▶ [INSTRUCTIONS TO FOLLOW]: Do not include the pictures; repeat the rest of the data exactly.

▶ [DATA ENTRIES]:
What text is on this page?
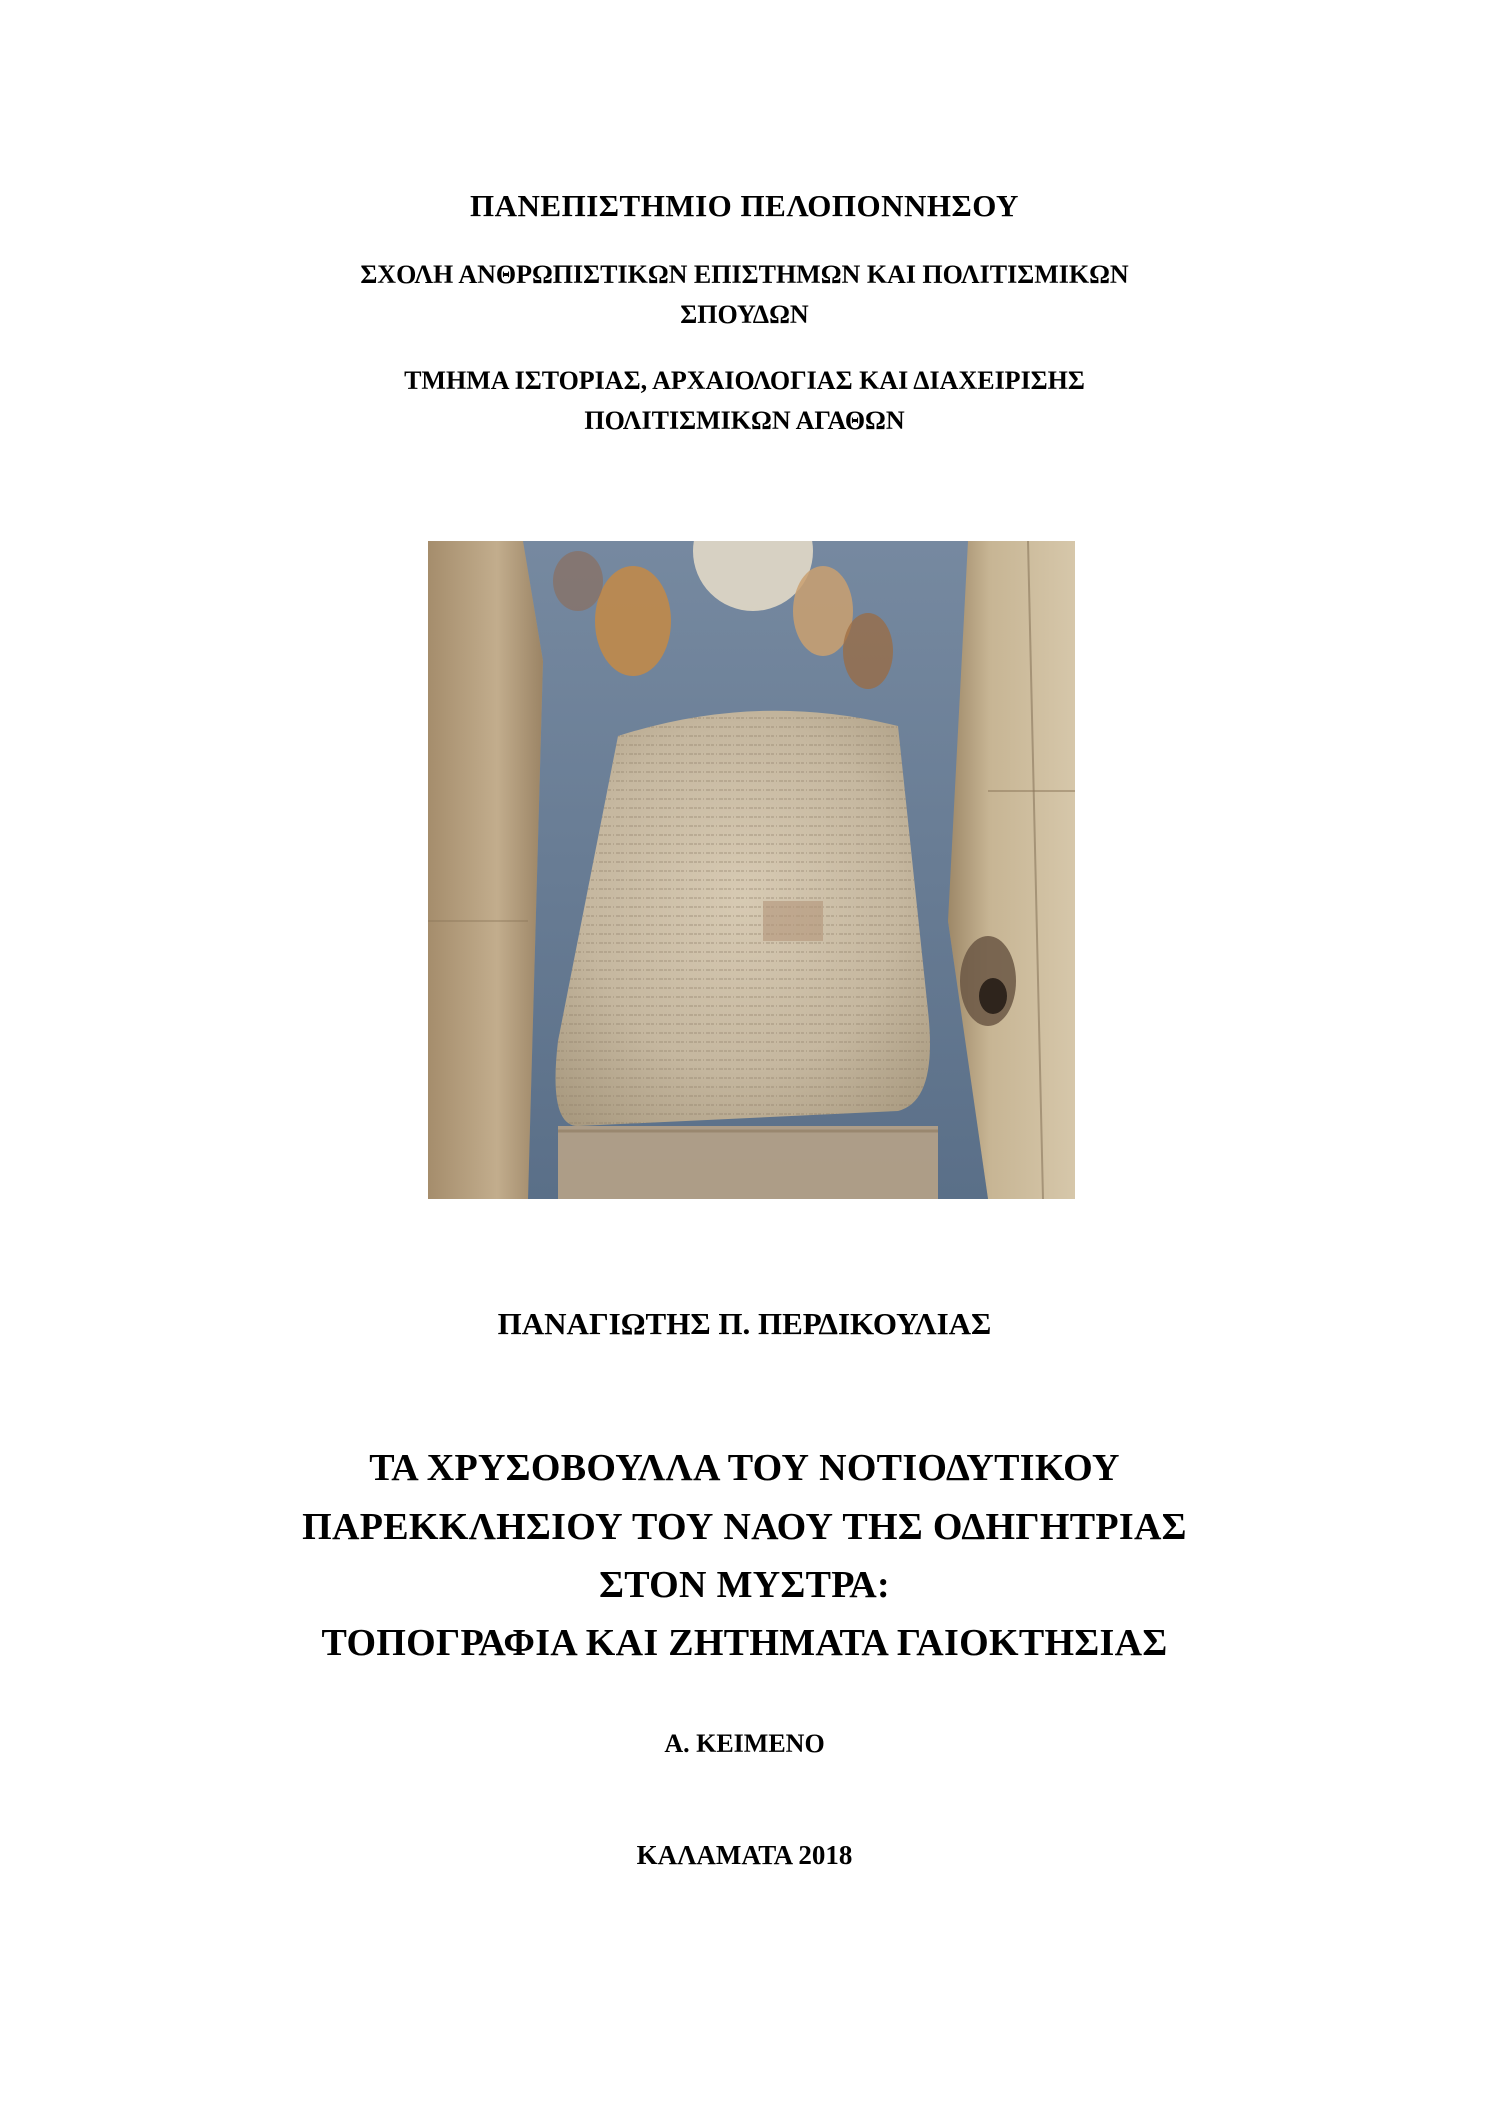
ΠΑΝΕΠΙΣΤΗΜΙΟ ΠΕΛΟΠΟΝΝΗΣΟΥ
ΣΧΟΛΗ ΑΝΘΡΩΠΙΣΤΙΚΩΝ ΕΠΙΣΤΗΜΩΝ ΚΑΙ ΠΟΛΙΤΙΣΜΙΚΩΝ
ΣΠΟΥΔΩΝ
ΤΜΗΜΑ ΙΣΤΟΡΙΑΣ, ΑΡΧΑΙΟΛΟΓΙΑΣ ΚΑΙ ΔΙΑΧΕΙΡΙΣΗΣ
ΠΟΛΙΤΙΣΜΙΚΩΝ ΑΓΑΘΩΝ
ΠΑΝΑΓΙΩΤΗΣ Π. ΠΕΡΔΙΚΟΥΛΙΑΣ
ΤΑ ΧΡΥΣΟΒΟΥΛΛΑ ΤΟΥ ΝΟΤΙΟΔΥΤΙΚΟΥ
ΠΑΡΕΚΚΛΗΣΙΟΥ ΤΟΥ ΝΑΟΥ ΤΗΣ ΟΔΗΓΗΤΡΙΑΣ
ΣΤΟΝ ΜΥΣΤΡΑ:
ΤΟΠΟΓΡΑΦΙΑ ΚΑΙ ΖΗΤΗΜΑΤΑ ΓΑΙΟΚΤΗΣΙΑΣ
Α. ΚΕΙΜΕΝΟ
ΚΑΛΑΜΑΤΑ 2018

▶ [TASK OUTPUT]:
What text is on this page?
ΠΑΝΕΠΙΣΤΗΜΙΟ ΠΕΛΟΠΟΝΝΗΣΟΥ
ΣΧΟΛΗ ΑΝΘΡΩΠΙΣΤΙΚΩΝ ΕΠΙΣΤΗΜΩΝ ΚΑΙ ΠΟΛΙΤΙΣΜΙΚΩΝ
ΣΠΟΥΔΩΝ
ΤΜΗΜΑ ΙΣΤΟΡΙΑΣ, ΑΡΧΑΙΟΛΟΓΙΑΣ ΚΑΙ ΔΙΑΧΕΙΡΙΣΗΣ
ΠΟΛΙΤΙΣΜΙΚΩΝ ΑΓΑΘΩΝ
ΠΑΝΑΓΙΩΤΗΣ Π. ΠΕΡΔΙΚΟΥΛΙΑΣ
ΤΑ ΧΡΥΣΟΒΟΥΛΛΑ ΤΟΥ ΝΟΤΙΟΔΥΤΙΚΟΥ
ΠΑΡΕΚΚΛΗΣΙΟΥ ΤΟΥ ΝΑΟΥ ΤΗΣ ΟΔΗΓΗΤΡΙΑΣ
ΣΤΟΝ ΜΥΣΤΡΑ:
ΤΟΠΟΓΡΑΦΙΑ ΚΑΙ ΖΗΤΗΜΑΤΑ ΓΑΙΟΚΤΗΣΙΑΣ
Α. ΚΕΙΜΕΝΟ
ΚΑΛΑΜΑΤΑ 2018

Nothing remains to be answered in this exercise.